### Selection
But, dear reader, how do you feel about interruptions? Would it bother you if in the thick of this steamy story of sexual obsession, the narrator butts in to solicit your opinion, discuss a plot decision or opine on some bit of literary trivia? If so, consider yourself forewarned. There are five chapters, each titled “Digression” and numbered one through five, devoted to doing just this, which may challenge your staying power.

“Peekaboo, I see you, out there in the world holding this book,” the narrator calls out cheekily, addressing us for the first time. She drops clues to her identity: “You don’t really believe, do you, that I’m anyone but a writer pretending to invent a character,” adding elsewhere that she “might very well be you.” Seductive one moment (“I stand here … offering you myself in all my guises”) and dismissive the next (“Perhaps you are not the reader I want after all”), our narrator is as skillful an orchestrator of emotion as Howard himself.


If you’re like me, you might not be a fan of metafiction. I follow Hansel and Gretel into the woods because I’m curious about their fate, not to know why the Brothers Grimm chose gingerbread as construction material. Simply put, I read for the transportive magic, not the trick. But here’s the shocker: Thanks to Merkin’s literary legerdemain and stylish prose, her ruminative digressions — about memory, subjectivity and the interplay between reality and fiction — contribute as much to the book’s artistic, emotional and intellectual payoff as her story does. There is delight in each intrusion, of the sort that I experience on a leisurely Sunday morning when I’m able to wake up only to fall back to sleep again, taking pleasure in crossing the boundary of consciousness.

“22 Minutes of Unconditional Love” is an arresting novel that explores the alchemy of contradictions that exist in all great works of literature. Observant and witty, Merkin makes each sentence pack a provocative wallop. So, come for the promise of a compulsively readable novel — “Obsession makes for good copy,” the narrator tells us — and stay for a fascinating lesson on the making of art.

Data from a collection
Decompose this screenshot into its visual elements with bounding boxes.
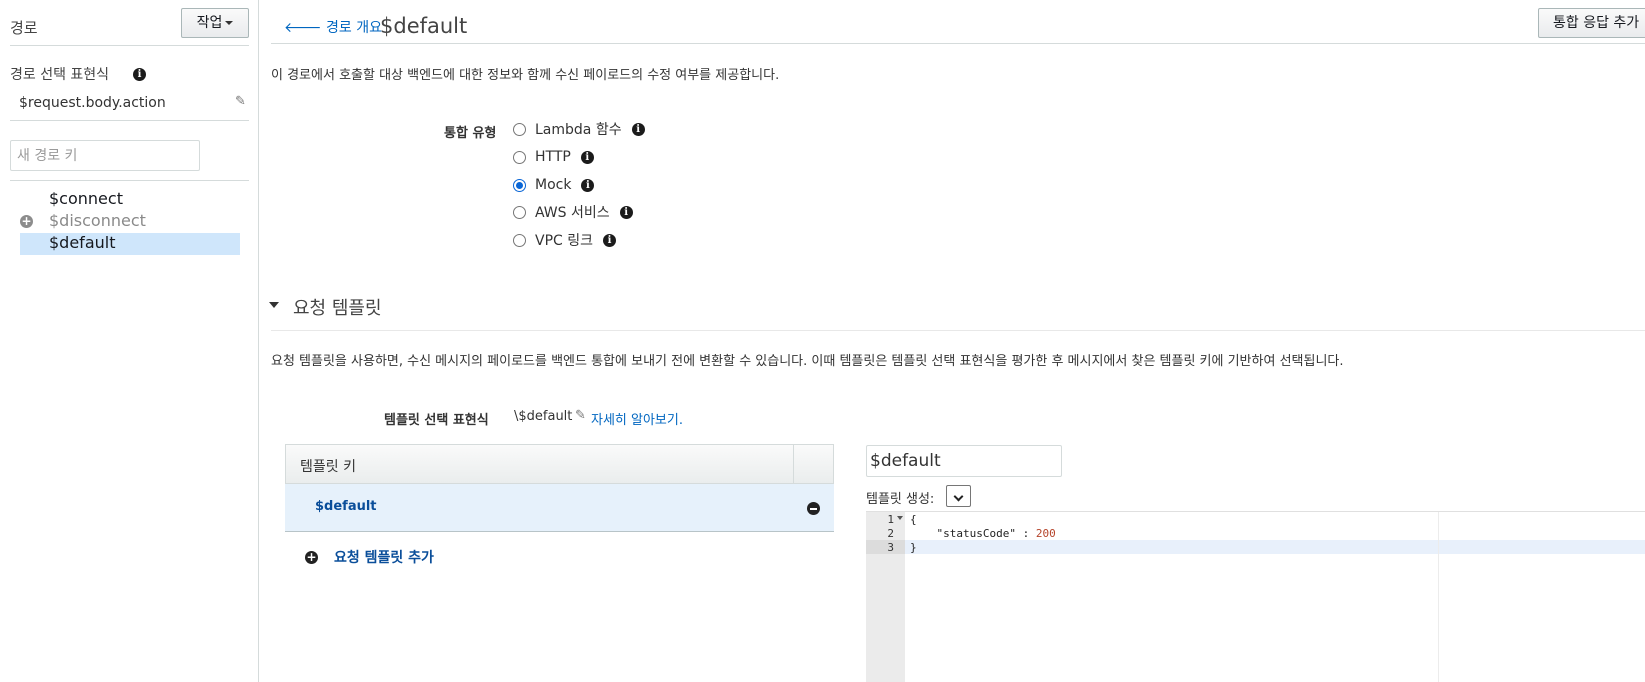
option-label: Lambda 함수 <box>535 122 622 138</box>
app-root: 경로 작업 경로 선택 표현식 i $request.body.action ✎… <box>0 0 1645 682</box>
code-line: "statusCode" : 200 <box>910 527 1056 540</box>
route-description: 이 경로에서 호출할 대상 백엔드에 대한 정보와 함께 수신 페이로드의 수정… <box>271 68 780 83</box>
integration-option-aws-service[interactable]: AWS 서비스 i <box>513 202 633 222</box>
divider <box>271 330 1645 331</box>
table-header: 템플릿 키 <box>285 444 834 484</box>
new-route-key-input[interactable] <box>10 140 200 171</box>
minus-circle-icon[interactable] <box>807 502 820 515</box>
divider <box>271 43 1645 44</box>
back-to-routes-link[interactable]: 🡐 경로 개요 <box>284 17 382 37</box>
arrow-left-icon: 🡐 <box>284 20 322 36</box>
template-selection-expression-value: \$default <box>514 409 573 424</box>
line-number: 1 <box>887 513 894 526</box>
request-templates-title[interactable]: 요청 템플릿 <box>293 294 382 320</box>
back-link-label: 경로 개요 <box>326 20 382 36</box>
radio-lambda[interactable] <box>513 122 526 136</box>
generate-template-select[interactable] <box>946 485 971 507</box>
code-number: 200 <box>1035 527 1056 540</box>
table-row[interactable]: $default <box>285 484 834 532</box>
option-label: HTTP <box>535 149 571 165</box>
caret-down-icon <box>225 21 234 25</box>
info-icon[interactable]: i <box>133 68 146 81</box>
code-line: } <box>910 541 917 554</box>
radio-vpc-link[interactable] <box>513 233 526 247</box>
info-icon[interactable]: i <box>619 205 633 219</box>
template-key-column-header: 템플릿 키 <box>300 459 356 475</box>
divider <box>10 180 249 181</box>
option-label: AWS 서비스 <box>535 205 610 221</box>
template-keys-table: 템플릿 키 $default <box>285 444 834 532</box>
route-selection-expression-label: 경로 선택 표현식 <box>10 67 110 83</box>
pencil-icon[interactable]: ✎ <box>235 94 246 109</box>
routes-sidebar: 경로 작업 경로 선택 표현식 i $request.body.action ✎… <box>0 0 259 682</box>
code-key: "statusCode" : <box>910 527 1036 540</box>
pencil-icon[interactable]: ✎ <box>575 408 586 423</box>
template-code-editor[interactable]: 1 2 3 { "statusCode" : 200 } <box>866 511 1645 682</box>
learn-more-link[interactable]: 자세히 알아보기. <box>591 409 683 428</box>
template-selection-expression-label: 템플릿 선택 표현식 <box>384 413 489 428</box>
option-label: Mock <box>535 177 572 193</box>
integration-option-lambda[interactable]: Lambda 함수 i <box>513 119 645 139</box>
actions-button[interactable]: 작업 <box>181 8 249 38</box>
info-icon[interactable]: i <box>580 150 594 164</box>
divider <box>10 120 249 121</box>
request-templates-description: 요청 템플릿을 사용하면, 수신 메시지의 페이로드를 백엔드 통합에 보내기 … <box>271 354 1344 369</box>
add-request-template-button[interactable]: + 요청 템플릿 추가 <box>305 547 434 567</box>
route-item-default[interactable]: $default <box>49 233 115 252</box>
add-request-template-label: 요청 템플릿 추가 <box>334 550 434 566</box>
generate-template-label: 템플릿 생성: <box>866 492 935 507</box>
template-key-label[interactable]: $default <box>315 499 377 514</box>
active-line-highlight <box>866 540 1645 554</box>
integration-option-vpc-link[interactable]: VPC 링크 i <box>513 230 617 250</box>
collapse-caret-icon[interactable] <box>269 302 279 308</box>
radio-http[interactable] <box>513 150 526 164</box>
template-key-input[interactable] <box>866 445 1062 477</box>
plus-circle-icon[interactable]: + <box>20 215 33 228</box>
option-label: VPC 링크 <box>535 233 594 249</box>
line-number: 3 <box>887 541 894 554</box>
fold-arrow-icon[interactable] <box>897 516 903 520</box>
info-icon[interactable]: i <box>631 122 645 136</box>
add-integration-response-button[interactable]: 통합 응답 추가 <box>1538 8 1645 38</box>
sidebar-header: 경로 작업 <box>10 8 249 46</box>
info-icon[interactable]: i <box>603 233 617 247</box>
column-separator <box>793 445 794 483</box>
route-selection-expression-value: $request.body.action <box>19 95 166 111</box>
integration-option-mock[interactable]: Mock i <box>513 175 595 195</box>
code-line: { <box>910 513 917 526</box>
actions-button-label: 작업 <box>196 15 223 31</box>
integration-type-label: 통합 유형 <box>444 126 497 141</box>
radio-mock[interactable] <box>513 178 526 192</box>
radio-aws-service[interactable] <box>513 205 526 219</box>
route-item-connect[interactable]: $connect <box>49 189 123 208</box>
integration-option-http[interactable]: HTTP i <box>513 147 594 167</box>
line-number: 2 <box>887 527 894 540</box>
route-item-disconnect[interactable]: $disconnect <box>49 211 146 230</box>
page-title: $default <box>380 14 468 38</box>
print-margin <box>1438 512 1439 682</box>
info-icon[interactable]: i <box>581 178 595 192</box>
sidebar-title: 경로 <box>10 19 38 37</box>
plus-circle-icon: + <box>305 549 318 564</box>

### Required work
1 > Duplicate everything in the book review from "If you’re like" down to "boundary of consciousness.".
2 > According to the book review, how many chapters are titled "Digression"?

### Per-task outputs
1 >
If you’re like me, you might not be a fan of metafiction. I follow Hansel and Gretel into the woods because I’m curious about their fate, not to know why the Brothers Grimm chose gingerbread as construction material. Simply put, I read for the transportive magic, not the trick. But here’s the shocker: Thanks to Merkin’s literary legerdemain and stylish prose, her ruminative digressions — about memory, subjectivity and the interplay between reality and fiction — contribute as much to the book’s artistic, emotional and intellectual payoff as her story does. There is delight in each intrusion, of the sort that I experience on a leisurely Sunday morning when I’m able to wake up only to fall back to sleep again, taking pleasure in crossing the boundary of consciousness.

2 > Five chapters